[start of SUPPLIED MATERIAL]

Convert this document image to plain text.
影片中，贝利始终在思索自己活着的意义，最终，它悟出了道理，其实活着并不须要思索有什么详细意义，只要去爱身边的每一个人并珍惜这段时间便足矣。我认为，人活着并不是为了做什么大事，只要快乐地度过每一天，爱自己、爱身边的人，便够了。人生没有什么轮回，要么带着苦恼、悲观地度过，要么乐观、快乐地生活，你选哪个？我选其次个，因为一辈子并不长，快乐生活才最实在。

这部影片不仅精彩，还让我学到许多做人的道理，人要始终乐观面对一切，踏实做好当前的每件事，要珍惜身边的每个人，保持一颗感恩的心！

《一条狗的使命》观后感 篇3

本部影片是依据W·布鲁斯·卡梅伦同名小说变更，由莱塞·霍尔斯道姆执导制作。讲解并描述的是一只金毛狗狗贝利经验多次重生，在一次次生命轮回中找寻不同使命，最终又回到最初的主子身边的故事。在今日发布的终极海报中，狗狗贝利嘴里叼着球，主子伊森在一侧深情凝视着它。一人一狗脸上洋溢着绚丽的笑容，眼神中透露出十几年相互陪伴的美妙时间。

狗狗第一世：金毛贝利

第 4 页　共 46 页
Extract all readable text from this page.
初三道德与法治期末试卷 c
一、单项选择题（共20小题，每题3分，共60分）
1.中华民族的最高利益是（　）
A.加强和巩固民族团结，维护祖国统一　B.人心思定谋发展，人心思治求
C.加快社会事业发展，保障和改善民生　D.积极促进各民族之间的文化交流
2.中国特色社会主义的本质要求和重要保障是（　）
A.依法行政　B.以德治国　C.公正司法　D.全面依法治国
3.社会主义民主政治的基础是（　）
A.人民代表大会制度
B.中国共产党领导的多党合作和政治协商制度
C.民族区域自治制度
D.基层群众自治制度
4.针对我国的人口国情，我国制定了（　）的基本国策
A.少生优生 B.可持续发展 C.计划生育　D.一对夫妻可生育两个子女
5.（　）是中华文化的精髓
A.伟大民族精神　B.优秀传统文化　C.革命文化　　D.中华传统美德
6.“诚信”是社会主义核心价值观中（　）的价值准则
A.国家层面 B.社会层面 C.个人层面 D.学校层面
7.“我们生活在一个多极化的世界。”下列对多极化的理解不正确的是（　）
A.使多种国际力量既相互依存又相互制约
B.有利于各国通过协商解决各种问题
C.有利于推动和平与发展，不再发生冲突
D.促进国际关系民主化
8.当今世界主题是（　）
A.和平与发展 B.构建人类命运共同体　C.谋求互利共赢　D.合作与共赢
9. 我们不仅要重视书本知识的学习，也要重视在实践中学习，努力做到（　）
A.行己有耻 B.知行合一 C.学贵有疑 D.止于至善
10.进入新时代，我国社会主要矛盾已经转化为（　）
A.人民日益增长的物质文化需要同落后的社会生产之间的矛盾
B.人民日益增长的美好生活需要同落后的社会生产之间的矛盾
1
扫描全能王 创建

[end of SUPPLIED MATERIAL]

#### PROMPT:
Find and copy each line above that includes the string "text".

#### SOLUTION TO THE EXERCISE:
Convert this document image to plain text.
Extract all readable text from this page.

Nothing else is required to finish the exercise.